» **Dataset items**:
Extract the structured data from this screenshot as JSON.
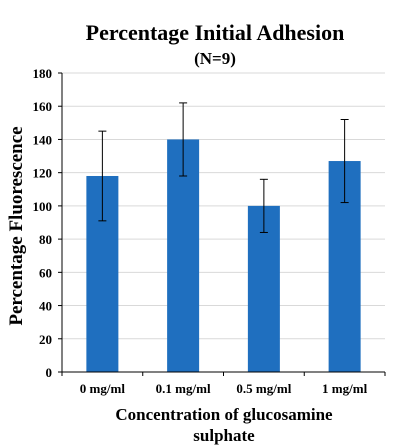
{
  "chart_data": {
    "type": "bar",
    "title": "Percentage Initial Adhesion",
    "subtitle": "(N=9)",
    "xlabel_lines": [
      "Concentration  of glucosamine",
      "sulphate"
    ],
    "ylabel": "Percentage Fluorescence",
    "categories": [
      "0 mg/ml",
      "0.1 mg/ml",
      "0.5 mg/ml",
      "1 mg/ml"
    ],
    "values": [
      118,
      140,
      100,
      127
    ],
    "errors": [
      27,
      22,
      16,
      25
    ],
    "ylim": [
      0,
      180
    ],
    "yticks": [
      0,
      20,
      40,
      60,
      80,
      100,
      120,
      140,
      160,
      180
    ],
    "grid": true,
    "legend": "none",
    "colors": {
      "bar": "#1f6fbf",
      "grid": "#d9d9d9",
      "axis": "#000000",
      "error": "#000000"
    }
  }
}
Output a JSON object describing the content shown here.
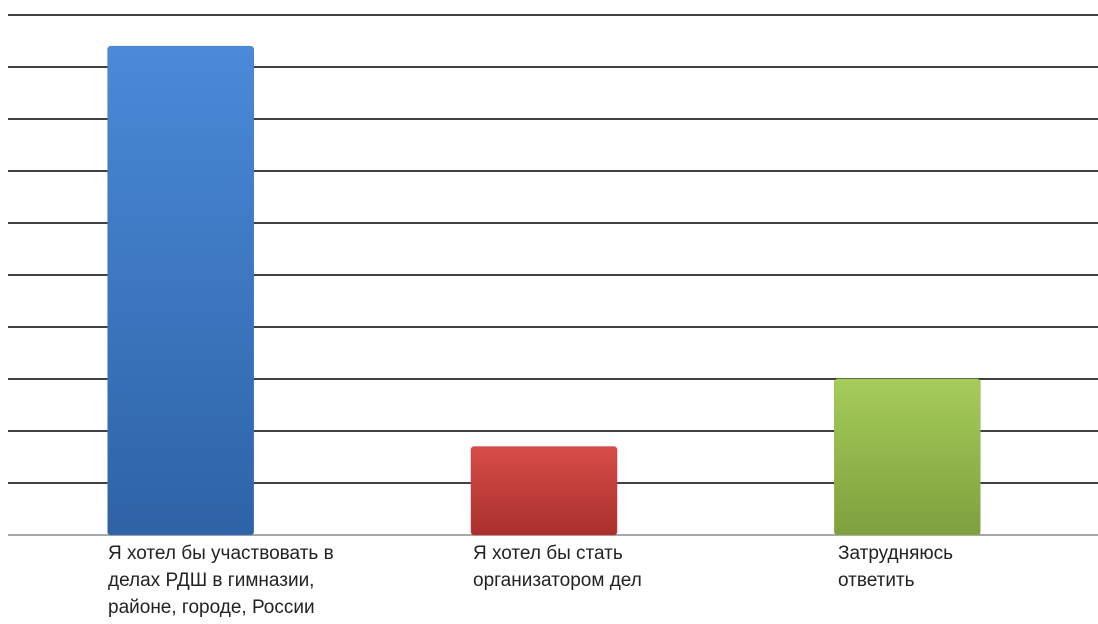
{
  "chart_data": {
    "type": "bar",
    "categories": [
      "Я хотел бы участвовать в делах РДШ в гимназии, районе, городе, России",
      "Я хотел бы стать организатором дел",
      "Затрудняюсь ответить"
    ],
    "category_lines": [
      [
        "Я хотел бы участвовать в",
        "делах РДШ в гимназии,",
        "районе, городе, России"
      ],
      [
        "Я хотел бы стать",
        "организатором дел"
      ],
      [
        "Затрудняюсь",
        "ответить"
      ]
    ],
    "values": [
      9.4,
      1.7,
      3.0
    ],
    "ylim": [
      0,
      10
    ],
    "gridlines": true,
    "colors": [
      "#3b78c4",
      "#c43c39",
      "#93b94c"
    ],
    "title": "",
    "xlabel": "",
    "ylabel": ""
  }
}
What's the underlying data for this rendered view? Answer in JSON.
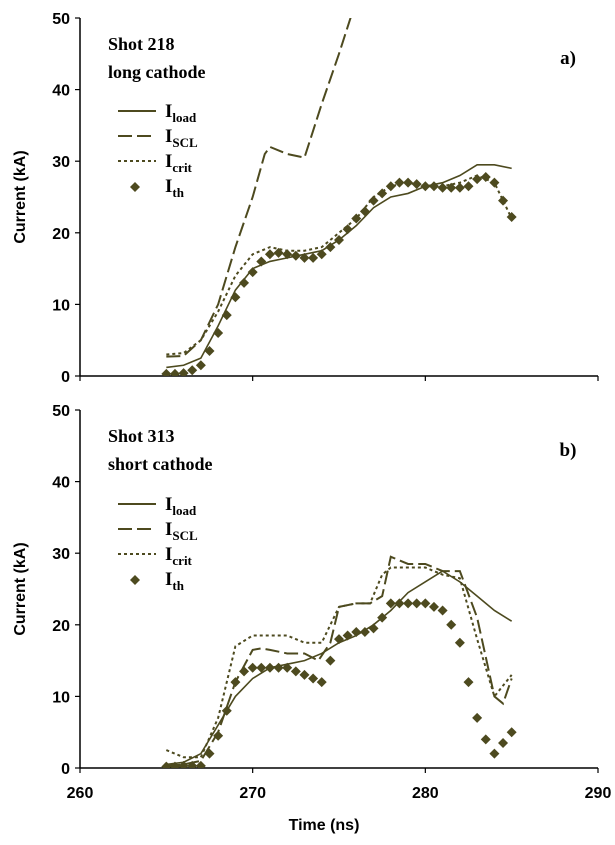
{
  "colors": {
    "series": "#4d4a1f",
    "axis": "#000000"
  },
  "chart_data": [
    {
      "type": "line",
      "panel_label": "a)",
      "annotation": [
        "Shot 218",
        "long cathode"
      ],
      "ylabel": "Current (kA)",
      "xlabel": "",
      "ylim": [
        0,
        50
      ],
      "xlim": [
        260,
        290
      ],
      "y_ticks": [
        0,
        10,
        20,
        30,
        40,
        50
      ],
      "x_ticks": [],
      "grid": false,
      "legend_position": "left",
      "series": [
        {
          "name": "I",
          "sub": "load",
          "style": "solid",
          "x": [
            265,
            266,
            267,
            268,
            269,
            270,
            271,
            272,
            273,
            274,
            275,
            276,
            277,
            278,
            279,
            280,
            281,
            282,
            283,
            284,
            285
          ],
          "y": [
            1.2,
            1.5,
            2.5,
            7,
            12,
            15,
            16,
            16.5,
            17,
            17.5,
            19,
            21,
            23.5,
            25,
            25.5,
            26.5,
            27,
            28,
            29.5,
            29.5,
            29
          ]
        },
        {
          "name": "I",
          "sub": "SCL",
          "style": "dashed",
          "x": [
            265,
            266,
            267,
            268,
            269,
            270,
            270.7,
            271,
            272,
            273,
            274,
            275,
            275.8
          ],
          "y": [
            2.7,
            2.8,
            5,
            10,
            18,
            25,
            31,
            32,
            31,
            30.5,
            38,
            45,
            51
          ]
        },
        {
          "name": "I",
          "sub": "crit",
          "style": "dotted",
          "x": [
            265,
            266,
            267,
            268,
            269,
            270,
            271,
            272,
            273,
            274,
            275,
            276,
            277,
            278,
            279,
            280,
            281,
            282,
            283,
            284,
            285
          ],
          "y": [
            3,
            3.2,
            5,
            9,
            14,
            17,
            18,
            17.5,
            17.5,
            18,
            20,
            22,
            25,
            26.5,
            27,
            26.5,
            26.5,
            27,
            28,
            27,
            22
          ]
        },
        {
          "name": "I",
          "sub": "th",
          "style": "markers",
          "x": [
            265,
            265.5,
            266,
            266.5,
            267,
            267.5,
            268,
            268.5,
            269,
            269.5,
            270,
            270.5,
            271,
            271.5,
            272,
            272.5,
            273,
            273.5,
            274,
            274.5,
            275,
            275.5,
            276,
            276.5,
            277,
            277.5,
            278,
            278.5,
            279,
            279.5,
            280,
            280.5,
            281,
            281.5,
            282,
            282.5,
            283,
            283.5,
            284,
            284.5,
            285
          ],
          "y": [
            0.3,
            0.3,
            0.4,
            0.8,
            1.5,
            3.5,
            6,
            8.5,
            11,
            13,
            14.5,
            16,
            17,
            17.2,
            17,
            16.8,
            16.5,
            16.5,
            17,
            18,
            19,
            20.5,
            22,
            23,
            24.5,
            25.5,
            26.5,
            27,
            27,
            26.8,
            26.5,
            26.5,
            26.3,
            26.3,
            26.3,
            26.5,
            27.5,
            27.8,
            27,
            24.5,
            22.2
          ]
        }
      ]
    },
    {
      "type": "line",
      "panel_label": "b)",
      "annotation": [
        "Shot 313",
        "short cathode"
      ],
      "ylabel": "Current (kA)",
      "xlabel": "Time (ns)",
      "ylim": [
        0,
        50
      ],
      "xlim": [
        260,
        290
      ],
      "y_ticks": [
        0,
        10,
        20,
        30,
        40,
        50
      ],
      "x_ticks": [
        260,
        270,
        280,
        290
      ],
      "grid": false,
      "legend_position": "left",
      "series": [
        {
          "name": "I",
          "sub": "load",
          "style": "solid",
          "x": [
            265,
            266,
            267,
            268,
            269,
            270,
            271,
            272,
            273,
            274,
            275,
            276,
            277,
            278,
            279,
            280,
            281,
            282,
            283,
            284,
            285
          ],
          "y": [
            0.5,
            0.8,
            2,
            6,
            10,
            12.5,
            14,
            14.5,
            15,
            16,
            17.5,
            18.5,
            20,
            22,
            24.5,
            26,
            27.5,
            26,
            24,
            22,
            20.5
          ]
        },
        {
          "name": "I",
          "sub": "SCL",
          "style": "dashed",
          "x": [
            265,
            266,
            267,
            268,
            269,
            270,
            270.5,
            271,
            272,
            273,
            273.8,
            274.5,
            275,
            276,
            276.8,
            277.5,
            278,
            279,
            280,
            281,
            282,
            283,
            284,
            284.5,
            285
          ],
          "y": [
            0.3,
            0.5,
            1,
            5,
            12,
            16.5,
            16.7,
            16.5,
            16,
            16,
            15,
            17.5,
            22.5,
            23,
            23,
            24,
            29.5,
            28.5,
            28.5,
            27.5,
            27.5,
            21,
            10,
            9,
            12.5
          ]
        },
        {
          "name": "I",
          "sub": "crit",
          "style": "dotted",
          "x": [
            265,
            266,
            267,
            268,
            269,
            270,
            271,
            272,
            273,
            274,
            275,
            276,
            276.8,
            277.5,
            278,
            279,
            280,
            281,
            282,
            283,
            284,
            285
          ],
          "y": [
            2.5,
            1.5,
            1.5,
            7,
            17,
            18.5,
            18.5,
            18.5,
            17.5,
            17.5,
            22.5,
            23,
            23,
            27,
            28,
            28,
            28,
            27,
            26.5,
            18,
            10,
            13
          ]
        },
        {
          "name": "I",
          "sub": "th",
          "style": "markers",
          "x": [
            265,
            265.5,
            266,
            266.5,
            267,
            267.5,
            268,
            268.5,
            269,
            269.5,
            270,
            270.5,
            271,
            271.5,
            272,
            272.5,
            273,
            273.5,
            274,
            274.5,
            275,
            275.5,
            276,
            276.5,
            277,
            277.5,
            278,
            278.5,
            279,
            279.5,
            280,
            280.5,
            281,
            281.5,
            282,
            282.5,
            283,
            283.5,
            284,
            284.5,
            285
          ],
          "y": [
            0.2,
            0.2,
            0.3,
            0.3,
            0.3,
            2,
            4.5,
            8,
            12,
            13.5,
            14,
            14,
            14,
            14,
            14,
            13.5,
            13,
            12.5,
            12,
            15,
            18,
            18.5,
            19,
            19,
            19.5,
            21,
            23,
            23,
            23,
            23,
            23,
            22.5,
            22,
            20,
            17.5,
            12,
            7,
            4,
            2,
            3.5,
            5
          ]
        }
      ]
    }
  ]
}
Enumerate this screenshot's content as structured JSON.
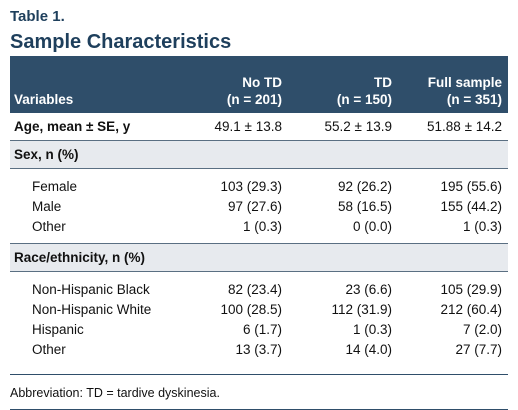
{
  "table_label": "Table 1.",
  "title": "Sample Characteristics",
  "header": {
    "variables": "Variables",
    "col1_name": "No TD",
    "col1_n": "(n = 201)",
    "col2_name": "TD",
    "col2_n": "(n = 150)",
    "col3_name": "Full sample",
    "col3_n": "(n = 351)"
  },
  "age_row": {
    "label": "Age, mean ± SE, y",
    "v1": "49.1 ± 13.8",
    "v2": "55.2 ± 13.9",
    "v3": "51.88 ± 14.2"
  },
  "sex": {
    "label": "Sex, n (%)",
    "rows": [
      {
        "label": "Female",
        "v1": "103 (29.3)",
        "v2": "92 (26.2)",
        "v3": "195 (55.6)"
      },
      {
        "label": "Male",
        "v1": "97 (27.6)",
        "v2": "58 (16.5)",
        "v3": "155 (44.2)"
      },
      {
        "label": "Other",
        "v1": "1 (0.3)",
        "v2": "0 (0.0)",
        "v3": "1 (0.3)"
      }
    ]
  },
  "race": {
    "label": "Race/ethnicity, n (%)",
    "rows": [
      {
        "label": "Non-Hispanic Black",
        "v1": "82 (23.4)",
        "v2": "23 (6.6)",
        "v3": "105 (29.9)"
      },
      {
        "label": "Non-Hispanic White",
        "v1": "100 (28.5)",
        "v2": "112 (31.9)",
        "v3": "212 (60.4)"
      },
      {
        "label": "Hispanic",
        "v1": "6 (1.7)",
        "v2": "1 (0.3)",
        "v3": "7 (2.0)"
      },
      {
        "label": "Other",
        "v1": "13 (3.7)",
        "v2": "14 (4.0)",
        "v3": "27 (7.7)"
      }
    ]
  },
  "footnote": "Abbreviation: TD = tardive dyskinesia."
}
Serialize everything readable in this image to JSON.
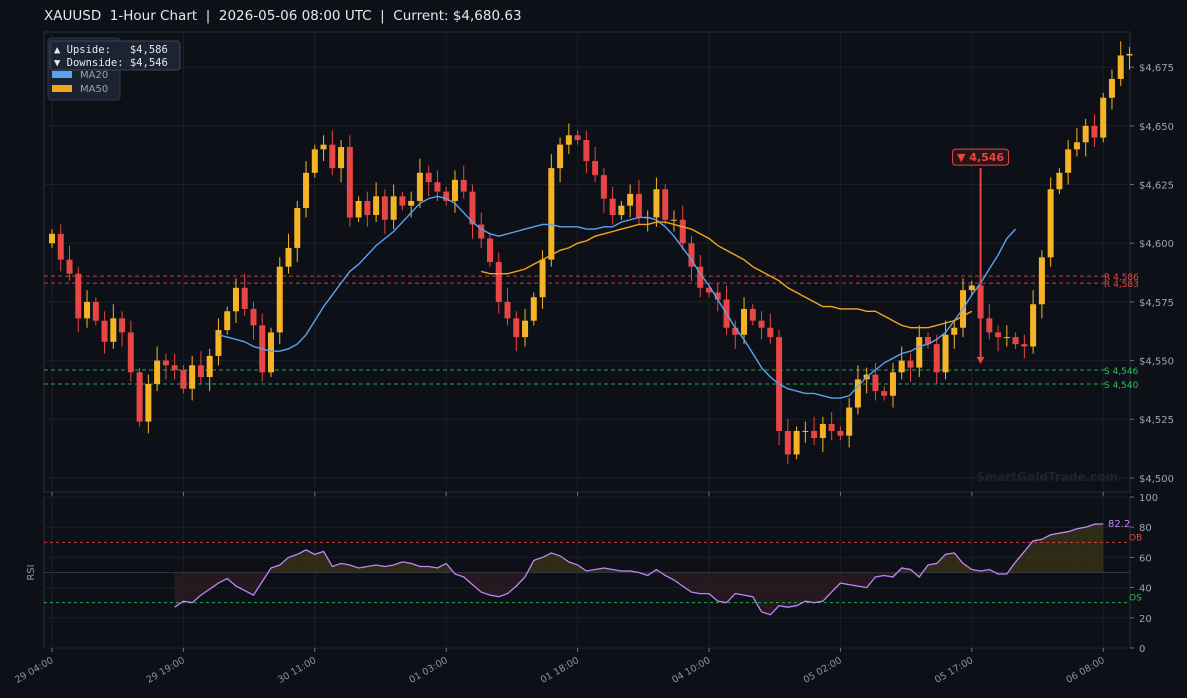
{
  "title": "XAUUSD  1-Hour Chart  |  2026-05-06 08:00 UTC  |  Current: $4,680.63",
  "watermark": "SmartGoldTrade.com",
  "info_box": {
    "upside": "▲ Upside:   $4,586",
    "downside": "▼ Downside: $4,546"
  },
  "colors": {
    "bull": "#f5b427",
    "bear": "#e84545",
    "ma20": "#5aa2f0",
    "ma50": "#f5a51c",
    "rsi": "#c085f5",
    "resistance": "#e84545",
    "support": "#2fbf5a"
  },
  "chart_data": [
    {
      "type": "candlestick",
      "title": "XAUUSD  1-Hour Chart  |  2026-05-06 08:00 UTC  |  Current: $4,680.63",
      "ylim": [
        4494,
        4690
      ],
      "yticks": [
        4500,
        4525,
        4550,
        4575,
        4600,
        4625,
        4650,
        4675
      ],
      "ytick_labels": [
        "$4,500",
        "$4,525",
        "$4,550",
        "$4,575",
        "$4,600",
        "$4,625",
        "$4,650",
        "$4,675"
      ],
      "xticks": [
        0,
        15,
        30,
        45,
        60,
        75,
        90,
        105,
        120
      ],
      "xtick_labels": [
        "29 04:00",
        "29 19:00",
        "30 11:00",
        "01 03:00",
        "01 18:00",
        "04 10:00",
        "05 02:00",
        "05 17:00",
        "06 08:00"
      ],
      "legend": [
        "MA20",
        "MA50"
      ],
      "legend_position": "top-left",
      "grid": true,
      "closes": [
        4604,
        4593,
        4587,
        4568,
        4575,
        4567,
        4558,
        4568,
        4562,
        4545,
        4524,
        4540,
        4550,
        4548,
        4546,
        4538,
        4548,
        4543,
        4552,
        4563,
        4571,
        4581,
        4572,
        4565,
        4545,
        4562,
        4590,
        4598,
        4615,
        4630,
        4640,
        4642,
        4632,
        4641,
        4611,
        4618,
        4612,
        4620,
        4610,
        4620,
        4616,
        4618,
        4630,
        4626,
        4622,
        4618,
        4627,
        4622,
        4608,
        4602,
        4592,
        4575,
        4568,
        4560,
        4567,
        4577,
        4593,
        4632,
        4642,
        4646,
        4644,
        4635,
        4629,
        4619,
        4612,
        4616,
        4621,
        4611,
        4611,
        4623,
        4610,
        4610,
        4600,
        4590,
        4581,
        4579,
        4576,
        4564,
        4561,
        4572,
        4567,
        4564,
        4560,
        4520,
        4510,
        4520,
        4520,
        4517,
        4523,
        4520,
        4518,
        4530,
        4542,
        4544,
        4537,
        4535,
        4545,
        4550,
        4547,
        4560,
        4557,
        4545,
        4561,
        4564,
        4580,
        4582,
        4568,
        4562,
        4560,
        4560,
        4557,
        4556,
        4574,
        4594,
        4623,
        4630,
        4640,
        4643,
        4650,
        4645,
        4662,
        4670,
        4680,
        4680.63
      ],
      "series": [
        {
          "name": "MA20",
          "start_index": 19,
          "values": [
            4561,
            4560,
            4559,
            4558,
            4556,
            4555,
            4554,
            4554,
            4555,
            4557,
            4561,
            4567,
            4573,
            4578,
            4583,
            4588,
            4591,
            4595,
            4599,
            4602,
            4605,
            4609,
            4613,
            4617,
            4619,
            4620,
            4619,
            4617,
            4613,
            4609,
            4606,
            4604,
            4603,
            4604,
            4605,
            4606,
            4607,
            4608,
            4608,
            4607,
            4607,
            4607,
            4606,
            4606,
            4607,
            4607,
            4609,
            4610,
            4611,
            4611,
            4610,
            4607,
            4603,
            4598,
            4593,
            4587,
            4582,
            4576,
            4570,
            4564,
            4559,
            4553,
            4547,
            4543,
            4540,
            4538,
            4537,
            4536,
            4536,
            4535,
            4534,
            4534,
            4535,
            4539,
            4543,
            4546,
            4549,
            4551,
            4553,
            4554,
            4556,
            4557,
            4559,
            4562,
            4567,
            4572,
            4578,
            4583,
            4589,
            4595,
            4602,
            4606
          ]
        },
        {
          "name": "MA50",
          "start_index": 49,
          "values": [
            4588,
            4587,
            4587,
            4587,
            4588,
            4589,
            4591,
            4593,
            4595,
            4597,
            4598,
            4600,
            4601,
            4603,
            4604,
            4605,
            4606,
            4607,
            4608,
            4608,
            4609,
            4609,
            4608,
            4607,
            4606,
            4604,
            4602,
            4599,
            4597,
            4595,
            4593,
            4590,
            4588,
            4586,
            4584,
            4581,
            4579,
            4577,
            4575,
            4573,
            4573,
            4572,
            4572,
            4572,
            4571,
            4571,
            4569,
            4567,
            4565,
            4564,
            4564,
            4564,
            4565,
            4566,
            4567,
            4569,
            4571
          ]
        }
      ],
      "levels": [
        {
          "name": "R",
          "value": 4586,
          "label": "R 4,586"
        },
        {
          "name": "R",
          "value": 4583,
          "label": "R 4,583"
        },
        {
          "name": "S",
          "value": 4546,
          "label": "S 4,546"
        },
        {
          "name": "S",
          "value": 4540,
          "label": "S 4,540"
        }
      ],
      "annotation": {
        "label": "▼ 4,546",
        "index": 106,
        "from": 4632,
        "to": 4549
      }
    },
    {
      "type": "line",
      "ylabel": "RSI",
      "ylim": [
        0,
        100
      ],
      "yticks": [
        0,
        20,
        40,
        60,
        80,
        100
      ],
      "overbought": 70,
      "oversold": 30,
      "ob_label": "OB",
      "os_label": "OS",
      "last_value_label": "82.2",
      "series": [
        {
          "name": "RSI",
          "start_index": 14,
          "values": [
            27,
            31,
            30,
            35,
            39,
            43,
            46,
            41,
            38,
            35,
            44,
            53,
            55,
            60,
            62,
            65,
            62,
            64,
            54,
            56,
            55,
            53,
            54,
            55,
            54,
            55,
            57,
            56,
            54,
            54,
            53,
            56,
            49,
            47,
            42,
            37,
            35,
            34,
            36,
            41,
            47,
            58,
            60,
            63,
            61,
            57,
            55,
            51,
            52,
            53,
            52,
            51,
            51,
            50,
            48,
            52,
            48,
            45,
            41,
            37,
            36,
            36,
            31,
            30,
            36,
            35,
            34,
            24,
            22,
            28,
            27,
            28,
            31,
            30,
            31,
            37,
            43,
            42,
            41,
            40,
            47,
            48,
            47,
            53,
            52,
            47,
            55,
            56,
            62,
            63,
            56,
            52,
            51,
            52,
            49,
            49,
            57,
            64,
            71,
            72,
            75,
            76,
            77,
            79,
            80,
            82,
            82.2
          ]
        }
      ]
    }
  ]
}
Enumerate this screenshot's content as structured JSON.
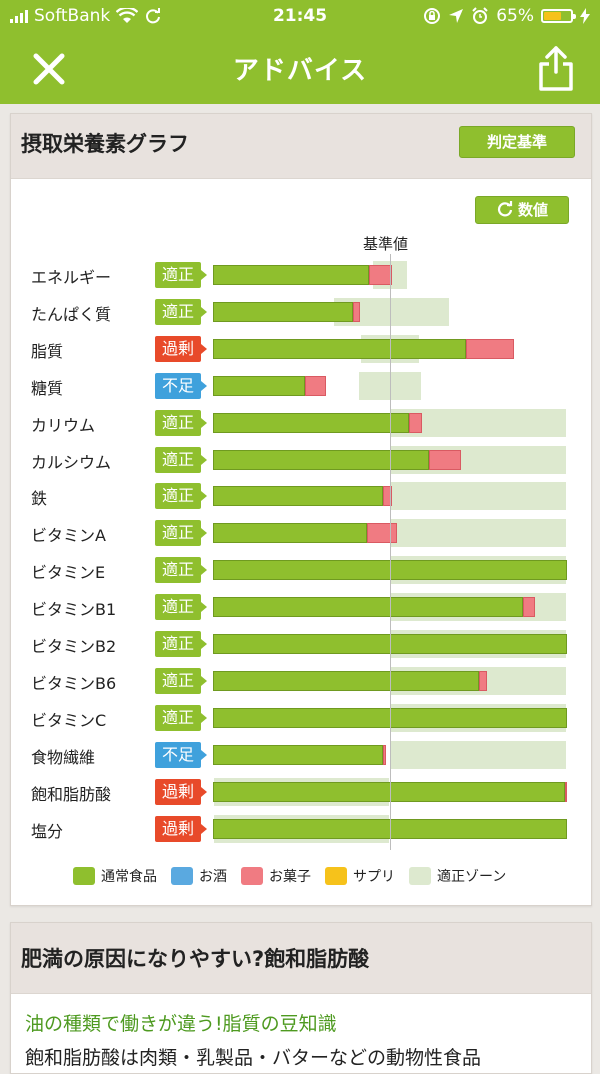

» **TASK DESCRIPTION**:
Find each line with the string "Затрудняюсь" and copy it out.

» **WORKED SOLUTION**:
      "Затрудняюсь ответить"
        "Затрудняюсь",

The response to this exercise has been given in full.